● **WHAT THE TASK ASKS**
Identify each line in the records below that contains the string "About", and copy those lines in full.

Records in a dataset
------------
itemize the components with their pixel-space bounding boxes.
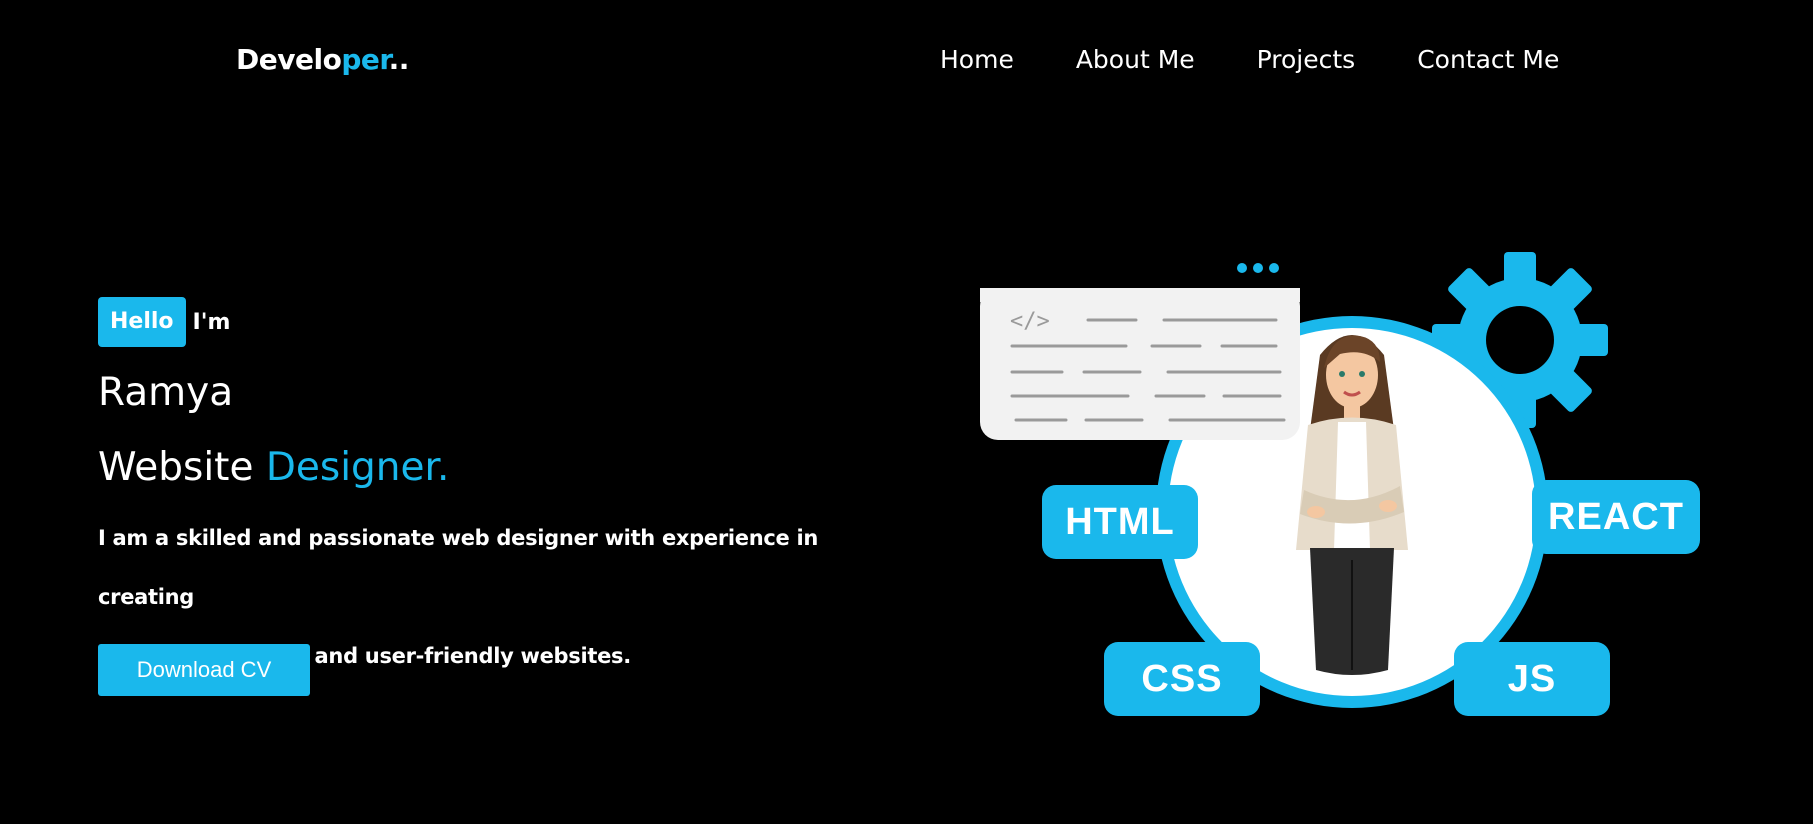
description-line-1: I am a skilled and passionate web design…: [98, 526, 819, 609]
logo[interactable]: Developer..: [236, 42, 409, 78]
hero-illustration: </> HTML REACT CSS JS: [960, 250, 1720, 730]
code-window: </>: [980, 263, 1300, 440]
page: Developer.. Home About Me Projects Conta…: [0, 0, 1813, 824]
logo-main: Develo: [236, 43, 342, 76]
hello-badge: Hello: [98, 297, 186, 347]
js-tag: JS: [1454, 642, 1610, 716]
logo-accent: per: [341, 43, 389, 76]
css-tag: CSS: [1104, 642, 1260, 716]
react-tag: REACT: [1532, 480, 1700, 554]
im-text: I'm: [192, 309, 231, 335]
hero-role: Website Designer.: [98, 444, 449, 492]
nav-home[interactable]: Home: [940, 44, 1014, 76]
hero-name: Ramya: [98, 370, 234, 415]
nav-contact-me[interactable]: Contact Me: [1417, 44, 1559, 76]
logo-suffix: ..: [388, 43, 410, 76]
download-cv-button[interactable]: Download CV: [98, 644, 310, 696]
code-tag-icon: </>: [1010, 309, 1050, 334]
greeting-row: Hello I'm: [98, 297, 858, 347]
role-prefix: Website: [98, 445, 266, 490]
html-tag: HTML: [1042, 485, 1198, 559]
role-accent: Designer.: [265, 445, 450, 490]
main-nav: Home About Me Projects Contact Me: [940, 44, 1559, 76]
nav-about-me[interactable]: About Me: [1076, 44, 1195, 76]
hero-intro: Hello I'm Ramya Website Designer. I am a…: [98, 297, 858, 696]
nav-projects[interactable]: Projects: [1257, 44, 1356, 76]
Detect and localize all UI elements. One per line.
------------
● **EXERCISE SOLUTION**
page: Developer.. Home About Me Projects Conta…: [0, 0, 1813, 824]
main-nav: Home About Me Projects Contact Me: [940, 44, 1559, 76]
nav-about-me[interactable]: About Me: [1076, 44, 1195, 76]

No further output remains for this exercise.